◆ PROBLEM ◆
Exactly as they appear, output all of the records. Skip any images.
## begin GIVEN DATA
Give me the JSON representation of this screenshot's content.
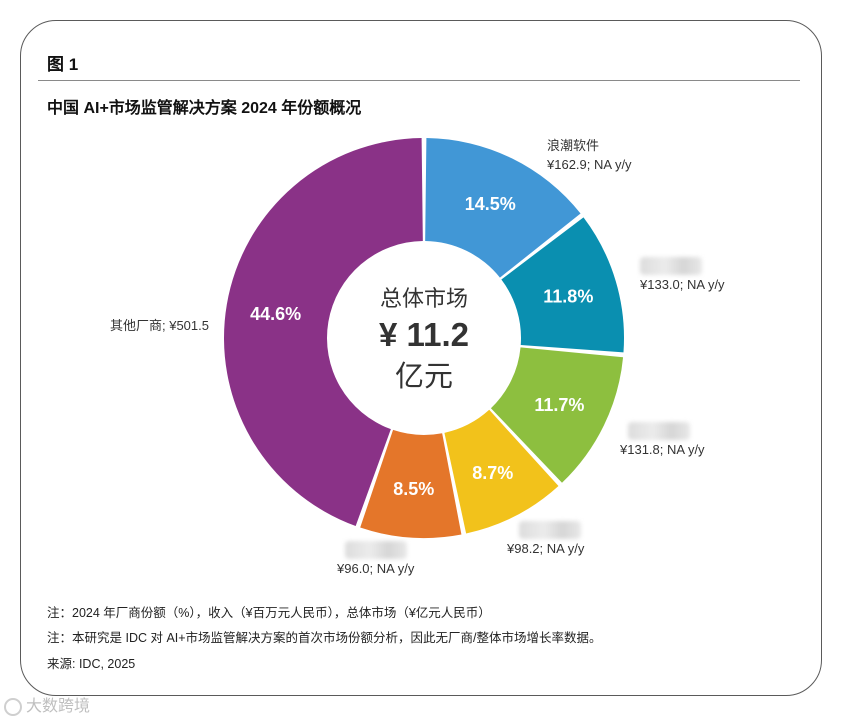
{
  "figure_label": "图 1",
  "chart_data": {
    "type": "pie",
    "variant": "donut",
    "title": "中国 AI+市场监管解决方案 2024 年份额概况",
    "center": {
      "line1": "总体市场",
      "line2": "¥ 11.2",
      "line3": "亿元"
    },
    "slices": [
      {
        "name": "浪潮软件",
        "value": 162.9,
        "percent": 14.5,
        "percent_label": "14.5%",
        "callout": "¥162.9; NA y/y",
        "color": "#4197d6",
        "name_hidden": false
      },
      {
        "name": "",
        "value": 133.0,
        "percent": 11.8,
        "percent_label": "11.8%",
        "callout": "¥133.0; NA y/y",
        "color": "#0a8fb0",
        "name_hidden": true
      },
      {
        "name": "",
        "value": 131.8,
        "percent": 11.7,
        "percent_label": "11.7%",
        "callout": "¥131.8; NA y/y",
        "color": "#8dbf3f",
        "name_hidden": true
      },
      {
        "name": "",
        "value": 98.2,
        "percent": 8.7,
        "percent_label": "8.7%",
        "callout": "¥98.2; NA y/y",
        "color": "#f2c21b",
        "name_hidden": true
      },
      {
        "name": "",
        "value": 96.0,
        "percent": 8.5,
        "percent_label": "8.5%",
        "callout": "¥96.0; NA y/y",
        "color": "#e4762a",
        "name_hidden": true
      },
      {
        "name": "其他厂商",
        "value": 501.5,
        "percent": 44.6,
        "percent_label": "44.6%",
        "callout": "其他厂商; ¥501.5",
        "color": "#8a3287",
        "name_hidden": false
      }
    ],
    "legend": "none"
  },
  "notes": [
    "注：2024 年厂商份额（%），收入（¥百万元人民币），总体市场（¥亿元人民币）",
    "注：本研究是 IDC 对 AI+市场监管解决方案的首次市场份额分析，因此无厂商/整体市场增长率数据。",
    "来源: IDC, 2025"
  ],
  "watermark": "大数跨境"
}
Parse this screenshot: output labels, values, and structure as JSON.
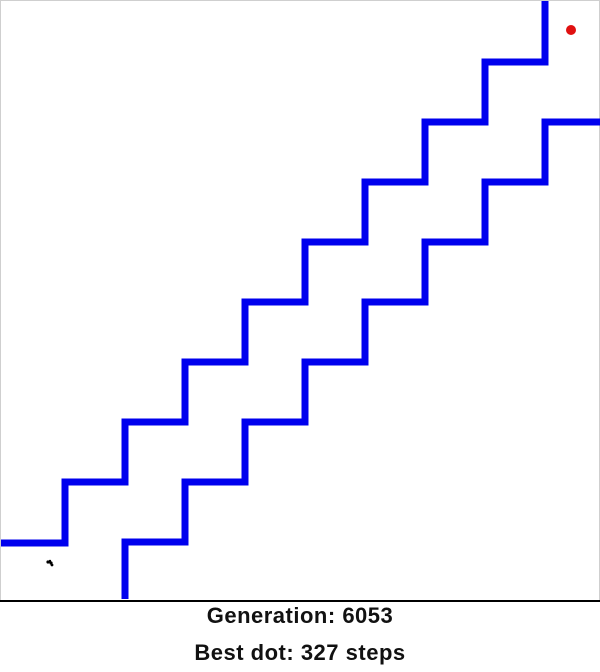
{
  "stats": {
    "generation_label": "Generation:",
    "generation_value": "6053",
    "best_label": "Best dot:",
    "best_steps": "327",
    "best_unit": "steps"
  },
  "colors": {
    "wall": "#0000ee",
    "goal": "#e01010",
    "background": "#ffffff",
    "dot": "#000000",
    "divider": "#000000"
  },
  "scene": {
    "walls": "blue staircase corridor walls",
    "goal": "red goal dot",
    "dots": "black population dots"
  }
}
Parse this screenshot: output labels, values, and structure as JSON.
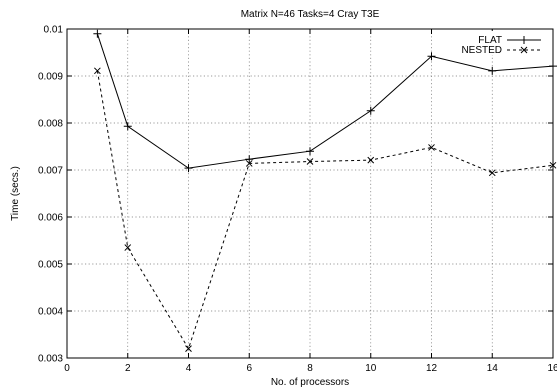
{
  "chart_data": {
    "type": "line",
    "title": "Matrix N=46 Tasks=4 Cray T3E",
    "xlabel": "No. of processors",
    "ylabel": "Time (secs.)",
    "xlim": [
      0,
      16
    ],
    "ylim": [
      0.003,
      0.01
    ],
    "x_ticks": [
      "0",
      "2",
      "4",
      "6",
      "8",
      "10",
      "12",
      "14",
      "16"
    ],
    "y_ticks": [
      "0.003",
      "0.004",
      "0.005",
      "0.006",
      "0.007",
      "0.008",
      "0.009",
      "0.01"
    ],
    "grid": true,
    "legend_position": "top-right",
    "x": [
      1,
      2,
      4,
      6,
      8,
      10,
      12,
      14,
      16
    ],
    "series": [
      {
        "name": "FLAT",
        "marker": "plus",
        "line": "solid",
        "values": [
          0.0099,
          0.00793,
          0.00704,
          0.00723,
          0.0074,
          0.00826,
          0.00942,
          0.00911,
          0.00921
        ]
      },
      {
        "name": "NESTED",
        "marker": "cross",
        "line": "dashed",
        "values": [
          0.00911,
          0.00535,
          0.0032,
          0.00714,
          0.00718,
          0.00721,
          0.00748,
          0.00694,
          0.0071
        ]
      }
    ]
  }
}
## end GIVEN DATA
◆ SOLVED PROBLEM ◆
Give me the JSON representation of this screenshot's content.
{
  "figure_label": "图 1",
  "chart_data": {
    "type": "pie",
    "variant": "donut",
    "title": "中国 AI+市场监管解决方案 2024 年份额概况",
    "center": {
      "line1": "总体市场",
      "line2": "¥ 11.2",
      "line3": "亿元"
    },
    "slices": [
      {
        "name": "浪潮软件",
        "value": 162.9,
        "percent": 14.5,
        "percent_label": "14.5%",
        "callout": "¥162.9; NA y/y",
        "color": "#4197d6",
        "name_hidden": false
      },
      {
        "name": "",
        "value": 133.0,
        "percent": 11.8,
        "percent_label": "11.8%",
        "callout": "¥133.0; NA y/y",
        "color": "#0a8fb0",
        "name_hidden": true
      },
      {
        "name": "",
        "value": 131.8,
        "percent": 11.7,
        "percent_label": "11.7%",
        "callout": "¥131.8; NA y/y",
        "color": "#8dbf3f",
        "name_hidden": true
      },
      {
        "name": "",
        "value": 98.2,
        "percent": 8.7,
        "percent_label": "8.7%",
        "callout": "¥98.2; NA y/y",
        "color": "#f2c21b",
        "name_hidden": true
      },
      {
        "name": "",
        "value": 96.0,
        "percent": 8.5,
        "percent_label": "8.5%",
        "callout": "¥96.0; NA y/y",
        "color": "#e4762a",
        "name_hidden": true
      },
      {
        "name": "其他厂商",
        "value": 501.5,
        "percent": 44.6,
        "percent_label": "44.6%",
        "callout": "其他厂商; ¥501.5",
        "color": "#8a3287",
        "name_hidden": false
      }
    ],
    "legend": "none"
  },
  "notes": [
    "注：2024 年厂商份额（%），收入（¥百万元人民币），总体市场（¥亿元人民币）",
    "注：本研究是 IDC 对 AI+市场监管解决方案的首次市场份额分析，因此无厂商/整体市场增长率数据。",
    "来源: IDC, 2025"
  ],
  "watermark": "大数跨境"
}
Parse this screenshot: output labels, values, and structure as JSON.
{
  "stats": {
    "generation_label": "Generation:",
    "generation_value": "6053",
    "best_label": "Best dot:",
    "best_steps": "327",
    "best_unit": "steps"
  },
  "colors": {
    "wall": "#0000ee",
    "goal": "#e01010",
    "background": "#ffffff",
    "dot": "#000000",
    "divider": "#000000"
  },
  "scene": {
    "walls": "blue staircase corridor walls",
    "goal": "red goal dot",
    "dots": "black population dots"
  }
}
Parse this screenshot: output labels, values, and structure as JSON.
{
  "chart_data": {
    "type": "line",
    "title": "Matrix N=46 Tasks=4 Cray T3E",
    "xlabel": "No. of processors",
    "ylabel": "Time (secs.)",
    "xlim": [
      0,
      16
    ],
    "ylim": [
      0.003,
      0.01
    ],
    "x_ticks": [
      "0",
      "2",
      "4",
      "6",
      "8",
      "10",
      "12",
      "14",
      "16"
    ],
    "y_ticks": [
      "0.003",
      "0.004",
      "0.005",
      "0.006",
      "0.007",
      "0.008",
      "0.009",
      "0.01"
    ],
    "grid": true,
    "legend_position": "top-right",
    "x": [
      1,
      2,
      4,
      6,
      8,
      10,
      12,
      14,
      16
    ],
    "series": [
      {
        "name": "FLAT",
        "marker": "plus",
        "line": "solid",
        "values": [
          0.0099,
          0.00793,
          0.00704,
          0.00723,
          0.0074,
          0.00826,
          0.00942,
          0.00911,
          0.00921
        ]
      },
      {
        "name": "NESTED",
        "marker": "cross",
        "line": "dashed",
        "values": [
          0.00911,
          0.00535,
          0.0032,
          0.00714,
          0.00718,
          0.00721,
          0.00748,
          0.00694,
          0.0071
        ]
      }
    ]
  }
}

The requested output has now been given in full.